Using the listing beneath this task, count the lines with the word "Smoking" and write only the result.
--*--
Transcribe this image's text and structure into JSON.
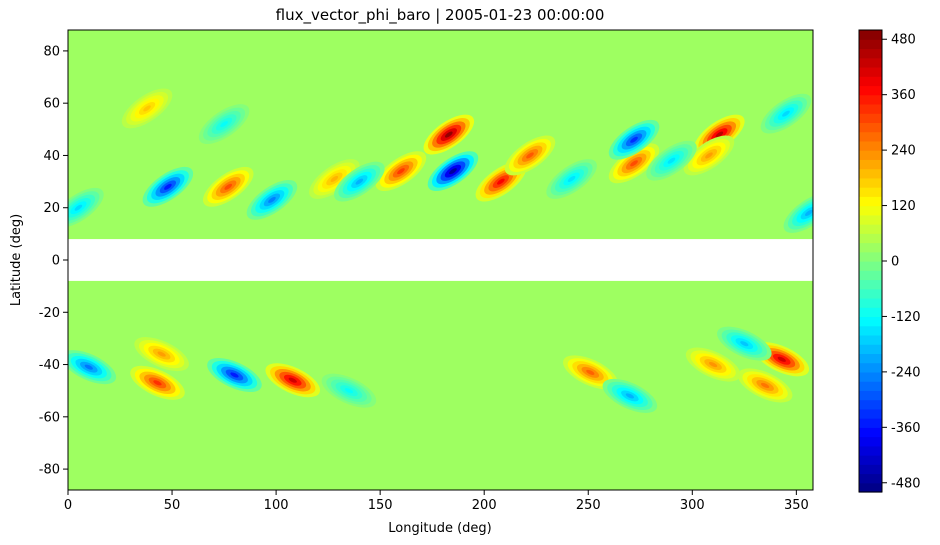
{
  "chart_data": {
    "type": "heatmap",
    "title": "flux_vector_phi_baro | 2005-01-23 00:00:00",
    "xlabel": "Longitude (deg)",
    "ylabel": "Latitude (deg)",
    "xlim": [
      0,
      358
    ],
    "ylim": [
      -88,
      88
    ],
    "x_ticks": [
      0,
      50,
      100,
      150,
      200,
      250,
      300,
      350
    ],
    "y_ticks": [
      -80,
      -60,
      -40,
      -20,
      0,
      20,
      40,
      60,
      80
    ],
    "masked_lat_band": [
      -8,
      8
    ],
    "colormap": "jet",
    "colorbar": {
      "vmin": -500,
      "vmax": 500,
      "ticks": [
        -480,
        -360,
        -240,
        -120,
        0,
        120,
        240,
        360,
        480
      ],
      "placement": "right"
    },
    "background_value": 30,
    "anomalies": [
      {
        "lon": 183,
        "lat": 48,
        "value": 480
      },
      {
        "lon": 208,
        "lat": 30,
        "value": 380
      },
      {
        "lon": 160,
        "lat": 34,
        "value": 320
      },
      {
        "lon": 222,
        "lat": 40,
        "value": 290
      },
      {
        "lon": 77,
        "lat": 28,
        "value": 300
      },
      {
        "lon": 313,
        "lat": 48,
        "value": 440
      },
      {
        "lon": 308,
        "lat": 40,
        "value": 220
      },
      {
        "lon": 272,
        "lat": 37,
        "value": 300
      },
      {
        "lon": 128,
        "lat": 31,
        "value": 200
      },
      {
        "lon": 38,
        "lat": 58,
        "value": 180
      },
      {
        "lon": 185,
        "lat": 34,
        "value": -470
      },
      {
        "lon": 48,
        "lat": 28,
        "value": -350
      },
      {
        "lon": 272,
        "lat": 46,
        "value": -330
      },
      {
        "lon": 98,
        "lat": 23,
        "value": -250
      },
      {
        "lon": 140,
        "lat": 30,
        "value": -200
      },
      {
        "lon": 356,
        "lat": 18,
        "value": -200
      },
      {
        "lon": 5,
        "lat": 20,
        "value": -160
      },
      {
        "lon": 290,
        "lat": 38,
        "value": -150
      },
      {
        "lon": 242,
        "lat": 31,
        "value": -150
      },
      {
        "lon": 75,
        "lat": 52,
        "value": -120
      },
      {
        "lon": 345,
        "lat": 56,
        "value": -160
      },
      {
        "lon": 108,
        "lat": -46,
        "value": 420
      },
      {
        "lon": 43,
        "lat": -47,
        "value": 330
      },
      {
        "lon": 45,
        "lat": -36,
        "value": 220
      },
      {
        "lon": 343,
        "lat": -38,
        "value": 420
      },
      {
        "lon": 335,
        "lat": -48,
        "value": 260
      },
      {
        "lon": 310,
        "lat": -40,
        "value": 230
      },
      {
        "lon": 251,
        "lat": -43,
        "value": 280
      },
      {
        "lon": 80,
        "lat": -44,
        "value": -350
      },
      {
        "lon": 10,
        "lat": -41,
        "value": -260
      },
      {
        "lon": 270,
        "lat": -52,
        "value": -200
      },
      {
        "lon": 325,
        "lat": -32,
        "value": -180
      },
      {
        "lon": 135,
        "lat": -50,
        "value": -120
      }
    ]
  }
}
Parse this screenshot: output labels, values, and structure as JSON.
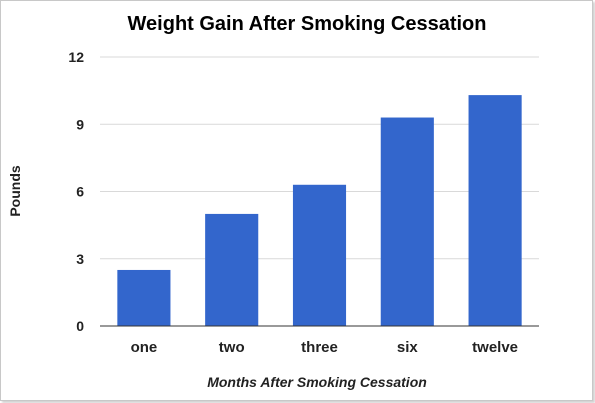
{
  "chart_data": {
    "type": "bar",
    "title": "Weight Gain After Smoking Cessation",
    "xlabel": "Months After Smoking Cessation",
    "ylabel": "Pounds",
    "categories": [
      "one",
      "two",
      "three",
      "six",
      "twelve"
    ],
    "values": [
      2.5,
      5.0,
      6.3,
      9.3,
      10.3
    ],
    "ylim": [
      0,
      12
    ],
    "yticks": [
      "0",
      "3",
      "6",
      "9",
      "12"
    ],
    "grid": true,
    "legend": "none",
    "bar_color": "#3366cc"
  }
}
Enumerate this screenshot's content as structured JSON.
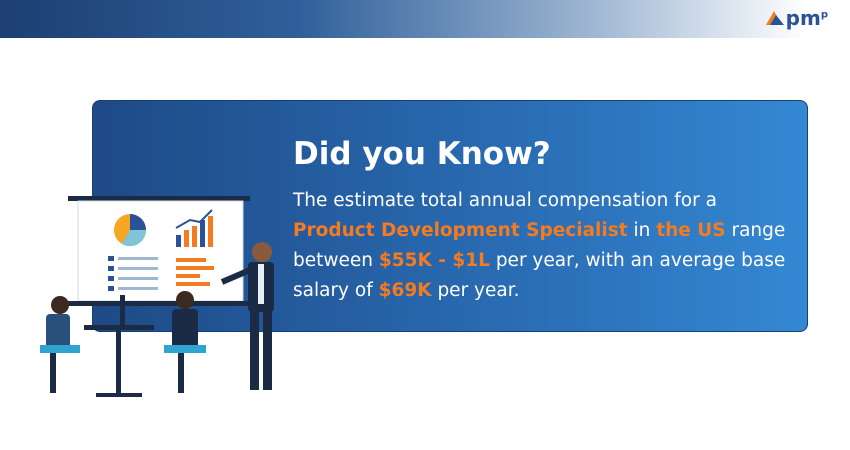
--*--
EXERCISE RESULT
2